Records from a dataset
● ● ●

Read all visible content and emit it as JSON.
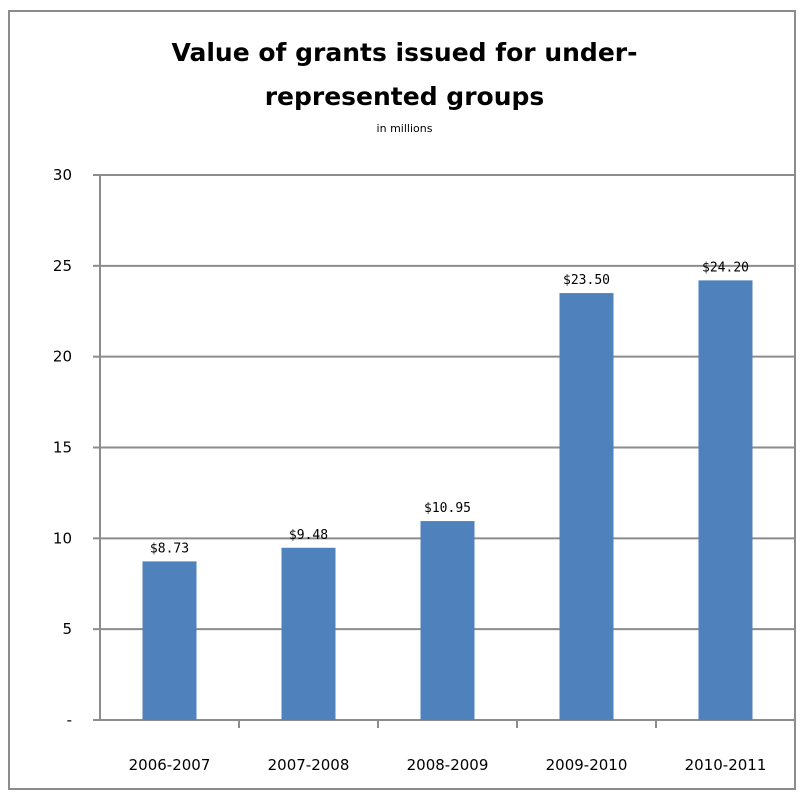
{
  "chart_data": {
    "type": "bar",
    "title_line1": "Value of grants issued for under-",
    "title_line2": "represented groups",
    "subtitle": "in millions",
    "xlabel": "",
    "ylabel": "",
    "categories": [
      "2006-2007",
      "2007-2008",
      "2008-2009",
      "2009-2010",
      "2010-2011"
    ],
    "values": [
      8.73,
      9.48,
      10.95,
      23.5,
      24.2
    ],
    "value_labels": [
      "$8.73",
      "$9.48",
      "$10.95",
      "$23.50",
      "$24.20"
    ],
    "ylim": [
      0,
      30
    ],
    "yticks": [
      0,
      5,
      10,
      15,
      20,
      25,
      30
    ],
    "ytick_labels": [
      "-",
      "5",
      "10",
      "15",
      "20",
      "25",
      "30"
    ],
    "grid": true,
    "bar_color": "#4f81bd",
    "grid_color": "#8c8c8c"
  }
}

● ● ●

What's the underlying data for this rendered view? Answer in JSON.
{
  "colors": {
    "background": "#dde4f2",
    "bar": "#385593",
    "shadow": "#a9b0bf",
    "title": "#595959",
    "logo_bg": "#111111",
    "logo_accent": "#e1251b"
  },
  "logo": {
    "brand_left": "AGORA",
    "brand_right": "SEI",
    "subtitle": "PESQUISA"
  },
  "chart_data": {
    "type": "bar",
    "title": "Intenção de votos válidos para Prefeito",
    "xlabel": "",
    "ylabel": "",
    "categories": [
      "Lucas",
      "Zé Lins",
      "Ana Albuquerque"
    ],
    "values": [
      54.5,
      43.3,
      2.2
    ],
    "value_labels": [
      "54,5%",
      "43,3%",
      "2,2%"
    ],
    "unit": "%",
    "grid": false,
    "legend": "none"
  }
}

● ● ●

■ TASK TO CARRY OUT
Go through the records and gather the lines that hold "subtitle".

■ COMPLETED EXERCISE
    "subtitle": "in millions",
    "subtitle": "PESQUISA"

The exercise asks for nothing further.